Brano da leggere:
::::

L'INPS normalmente respinge la domanda delle pensionate volta a ottenere la pensione supplementare per i contributi versati nella Gestione Separata quando non sussiste, in capo alla richiedente, il requisito anagrafico richiesto dalla legge 214/2011 (c.d. Legge Fornero): in particolare, ciò accade quando la domanda è stata presentata successivamente al 31/12/2011, data a partire dalla quale l'età pensionabile per le donne è stata elevata da 60 anni a 63 anni e 6 mesi. 

 

In base all'art. 1, comma 2, D.M. 282/1996, si può ottenere una pensione supplementare da liquidare a carico della Gestione Separata, “qualora gli iscritti alla gestione non raggiungono i requisiti per il diritto a una prestazione autonoma, ma conseguono la titolarità di un trattamento pensionistico a carico dell'assicurazione generale obbligatoria …, delle forme esclusive e sostitutive della medesima, delle gestioni speciali dei lavoratori autonomi ..., nonché delle gestioni previdenziali obbligatorie dei liberi professionisti ... ai sensi dell'art. 5 della legge 12 agosto 1962, n. 1338, e successive modificazioni, sempreché in possesso dei requisito di età”. 

 

Ora, l'art. 5 L. 1338/1962 prevede che: “L'assicurato cui sia stata liquidata o per il quale, sussistendo il relativo diritto, sia in corso di liquidazione la pensione a carico di un trattamento di previdenza sostitutiva dell'assicurazione generale obbligatoria per l'invalidità, la vecchiaia ed i superstiti o che ne comporti l'esclusione o l'esonero, ha facoltà di chiedere la liquidazione di una pensione supplementare in base ai contributi versati o accreditati nell'assicurazione stessa qualora detti contributi non siano sufficienti per il diritto a pensione autonoma. Il diritto alla pensione supplementare è subordinato alla condizione che il richie-dente abbia compiuto l'età stabilita per il pensionamento di vecchiaia dalle norme per l'assicurazione obbligatoria ... La pensione supplementare diretta: a) decorre dal primo giorno del mese successivo a quello di presentazione della relativa domanda...”. 

 

Tale ultima normativa stabilisce espressamente i seguenti presupposti per conseguire il diritto alla pensione supplementare: 1) liquidazione di un trattamento pensionistico principale; 2) compimento dell'età stabilita per il pensionamento di vecchiaia. Stabilisce altresì il momento della decorrenza della pensione supple-mentare, individuato nella data di presentazione della domanda amministrativa. 

 

Dalla lettera della legge si evince chiaramente che la domanda amministrativa incide solamente sulla decorrenza del beneficio, mentre il diritto nasce al perfezionamento dei requisiti ivi indicati. 

 

Pertanto la persona che al 31/12/2011, ossia prima dell'entrata in vigore della L. 214/2011, aveva già acquisito il diritto alla pensione supplementare, se a quella data era in possesso dei requisiti per la liquidazione di trattamento pensionistico principale (con decorrenza posticipata secondo il sistema delle cc.dd. finestre) e avendo raggiunto, sempre a quella data, l'età di 60 anni.

::::

Compiti da svolgere:
1: Secondo il brano, a quanto è stata elevata l'età pensionabile per le donne a partire dal 31/12/2011?
2: Per favore, trascrivi dal brano la parte che si apre con le parole contenenti "Tale ultima normativa" e si chiude con "della domanda amministrativa.".
I dati provengono da un'altra fonte.

Dati forniti:

::::

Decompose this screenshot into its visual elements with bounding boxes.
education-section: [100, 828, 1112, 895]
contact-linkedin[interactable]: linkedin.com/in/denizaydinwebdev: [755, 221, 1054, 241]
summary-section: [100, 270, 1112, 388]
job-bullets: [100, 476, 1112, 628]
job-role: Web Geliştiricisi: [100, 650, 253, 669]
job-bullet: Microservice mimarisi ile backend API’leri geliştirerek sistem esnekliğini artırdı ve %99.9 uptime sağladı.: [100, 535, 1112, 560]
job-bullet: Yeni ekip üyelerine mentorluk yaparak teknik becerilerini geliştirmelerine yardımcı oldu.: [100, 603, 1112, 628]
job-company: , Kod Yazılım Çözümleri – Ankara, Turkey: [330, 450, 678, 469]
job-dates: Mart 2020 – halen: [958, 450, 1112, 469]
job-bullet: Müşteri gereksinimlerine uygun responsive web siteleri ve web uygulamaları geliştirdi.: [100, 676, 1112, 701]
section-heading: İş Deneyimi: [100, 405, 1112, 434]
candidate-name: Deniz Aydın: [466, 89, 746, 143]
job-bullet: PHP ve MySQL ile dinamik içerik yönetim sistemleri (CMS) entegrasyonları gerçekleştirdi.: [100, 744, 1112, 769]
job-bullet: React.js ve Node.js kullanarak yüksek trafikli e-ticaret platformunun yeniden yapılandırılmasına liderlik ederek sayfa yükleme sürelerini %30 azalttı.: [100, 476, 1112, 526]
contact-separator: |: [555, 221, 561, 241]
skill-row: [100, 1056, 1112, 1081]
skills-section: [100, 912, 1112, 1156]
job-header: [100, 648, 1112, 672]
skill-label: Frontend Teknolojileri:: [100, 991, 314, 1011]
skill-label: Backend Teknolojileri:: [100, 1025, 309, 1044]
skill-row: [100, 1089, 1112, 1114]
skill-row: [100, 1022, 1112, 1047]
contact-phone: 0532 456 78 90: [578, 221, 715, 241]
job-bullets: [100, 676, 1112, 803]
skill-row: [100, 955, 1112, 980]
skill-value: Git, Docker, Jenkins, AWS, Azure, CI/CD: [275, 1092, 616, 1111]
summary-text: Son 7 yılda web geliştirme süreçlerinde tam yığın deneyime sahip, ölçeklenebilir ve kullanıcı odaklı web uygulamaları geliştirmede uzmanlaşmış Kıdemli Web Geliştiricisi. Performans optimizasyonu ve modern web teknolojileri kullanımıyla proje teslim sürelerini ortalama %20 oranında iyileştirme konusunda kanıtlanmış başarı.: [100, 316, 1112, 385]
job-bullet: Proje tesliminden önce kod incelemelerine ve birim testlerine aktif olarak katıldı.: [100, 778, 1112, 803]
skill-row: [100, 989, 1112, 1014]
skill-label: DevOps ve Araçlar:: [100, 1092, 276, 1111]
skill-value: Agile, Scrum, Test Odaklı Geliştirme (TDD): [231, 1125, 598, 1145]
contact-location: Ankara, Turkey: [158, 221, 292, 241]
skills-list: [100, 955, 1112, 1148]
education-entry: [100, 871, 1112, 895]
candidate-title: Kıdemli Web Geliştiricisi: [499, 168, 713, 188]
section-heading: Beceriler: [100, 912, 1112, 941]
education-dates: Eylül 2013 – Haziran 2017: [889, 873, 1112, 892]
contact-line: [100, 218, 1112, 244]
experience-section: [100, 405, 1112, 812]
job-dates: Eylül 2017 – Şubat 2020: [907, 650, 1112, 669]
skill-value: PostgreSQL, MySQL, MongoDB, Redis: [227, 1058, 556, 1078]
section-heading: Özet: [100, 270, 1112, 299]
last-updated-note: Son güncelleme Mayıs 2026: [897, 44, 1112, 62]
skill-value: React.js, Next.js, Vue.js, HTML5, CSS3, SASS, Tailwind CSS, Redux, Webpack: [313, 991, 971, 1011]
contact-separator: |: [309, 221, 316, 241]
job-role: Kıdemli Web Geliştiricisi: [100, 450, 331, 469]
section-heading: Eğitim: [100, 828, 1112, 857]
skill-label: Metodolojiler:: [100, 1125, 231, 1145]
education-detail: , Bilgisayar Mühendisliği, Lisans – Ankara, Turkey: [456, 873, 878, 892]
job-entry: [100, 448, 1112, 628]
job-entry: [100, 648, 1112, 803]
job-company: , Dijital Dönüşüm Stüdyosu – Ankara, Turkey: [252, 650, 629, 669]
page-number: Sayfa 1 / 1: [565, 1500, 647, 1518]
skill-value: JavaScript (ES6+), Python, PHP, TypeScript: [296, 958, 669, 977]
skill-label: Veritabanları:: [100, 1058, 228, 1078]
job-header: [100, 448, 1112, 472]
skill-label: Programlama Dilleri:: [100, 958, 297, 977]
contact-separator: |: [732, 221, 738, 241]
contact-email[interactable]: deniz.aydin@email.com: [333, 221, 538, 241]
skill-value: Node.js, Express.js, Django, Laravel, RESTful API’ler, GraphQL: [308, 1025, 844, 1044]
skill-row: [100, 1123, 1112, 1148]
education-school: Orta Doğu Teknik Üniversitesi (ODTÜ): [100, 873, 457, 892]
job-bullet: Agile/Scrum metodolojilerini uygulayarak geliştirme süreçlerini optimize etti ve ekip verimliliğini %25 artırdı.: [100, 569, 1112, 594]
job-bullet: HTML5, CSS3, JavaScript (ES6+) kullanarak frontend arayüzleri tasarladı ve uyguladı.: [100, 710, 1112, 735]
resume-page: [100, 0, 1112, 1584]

::::

Soluzioni per compito:
1: A 63 anni e 6 mesi, rispetto ai precedenti 60 anni.

2:
Tale ultima normativa stabilisce espressamente i seguenti presupposti per conseguire il diritto alla pensione supplementare: 1) liquidazione di un trattamento pensionistico principale; 2) compimento dell'età stabilita per il pensionamento di vecchiaia. Stabilisce altresì il momento della decorrenza della pensione supple-mentare, individuato nella data di presentazione della domanda amministrativa.